** START INPUT ROWS **

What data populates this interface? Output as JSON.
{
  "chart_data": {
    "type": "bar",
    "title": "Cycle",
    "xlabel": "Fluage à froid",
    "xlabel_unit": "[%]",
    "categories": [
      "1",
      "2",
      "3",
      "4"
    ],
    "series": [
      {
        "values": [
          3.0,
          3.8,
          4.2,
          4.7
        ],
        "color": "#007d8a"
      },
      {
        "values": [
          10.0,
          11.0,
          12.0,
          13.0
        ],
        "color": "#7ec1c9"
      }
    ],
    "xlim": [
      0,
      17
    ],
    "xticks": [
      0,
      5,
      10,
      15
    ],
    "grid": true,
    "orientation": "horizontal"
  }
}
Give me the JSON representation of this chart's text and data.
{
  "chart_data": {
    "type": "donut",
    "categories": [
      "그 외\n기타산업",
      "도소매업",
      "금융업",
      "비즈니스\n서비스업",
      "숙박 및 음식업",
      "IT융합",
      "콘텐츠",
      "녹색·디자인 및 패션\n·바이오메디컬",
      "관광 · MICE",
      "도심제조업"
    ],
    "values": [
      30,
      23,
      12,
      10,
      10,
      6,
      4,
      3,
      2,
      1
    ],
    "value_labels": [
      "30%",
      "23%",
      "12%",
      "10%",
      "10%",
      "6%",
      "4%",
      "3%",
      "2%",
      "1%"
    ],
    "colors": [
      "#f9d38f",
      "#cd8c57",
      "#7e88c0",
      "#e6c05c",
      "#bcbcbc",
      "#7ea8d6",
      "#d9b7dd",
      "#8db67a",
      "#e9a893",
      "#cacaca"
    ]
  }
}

** END INPUT ROWS **

» **STATED TASK**: The records above should all be quoted exactly, please.

» **RESPONSE**:
What data populates this interface? Output as JSON.
{
  "chart_data": {
    "type": "bar",
    "title": "Cycle",
    "xlabel": "Fluage à froid",
    "xlabel_unit": "[%]",
    "categories": [
      "1",
      "2",
      "3",
      "4"
    ],
    "series": [
      {
        "values": [
          3.0,
          3.8,
          4.2,
          4.7
        ],
        "color": "#007d8a"
      },
      {
        "values": [
          10.0,
          11.0,
          12.0,
          13.0
        ],
        "color": "#7ec1c9"
      }
    ],
    "xlim": [
      0,
      17
    ],
    "xticks": [
      0,
      5,
      10,
      15
    ],
    "grid": true,
    "orientation": "horizontal"
  }
}
Give me the JSON representation of this chart's text and data.
{
  "chart_data": {
    "type": "donut",
    "categories": [
      "그 외\n기타산업",
      "도소매업",
      "금융업",
      "비즈니스\n서비스업",
      "숙박 및 음식업",
      "IT융합",
      "콘텐츠",
      "녹색·디자인 및 패션\n·바이오메디컬",
      "관광 · MICE",
      "도심제조업"
    ],
    "values": [
      30,
      23,
      12,
      10,
      10,
      6,
      4,
      3,
      2,
      1
    ],
    "value_labels": [
      "30%",
      "23%",
      "12%",
      "10%",
      "10%",
      "6%",
      "4%",
      "3%",
      "2%",
      "1%"
    ],
    "colors": [
      "#f9d38f",
      "#cd8c57",
      "#7e88c0",
      "#e6c05c",
      "#bcbcbc",
      "#7ea8d6",
      "#d9b7dd",
      "#8db67a",
      "#e9a893",
      "#cacaca"
    ]
  }
}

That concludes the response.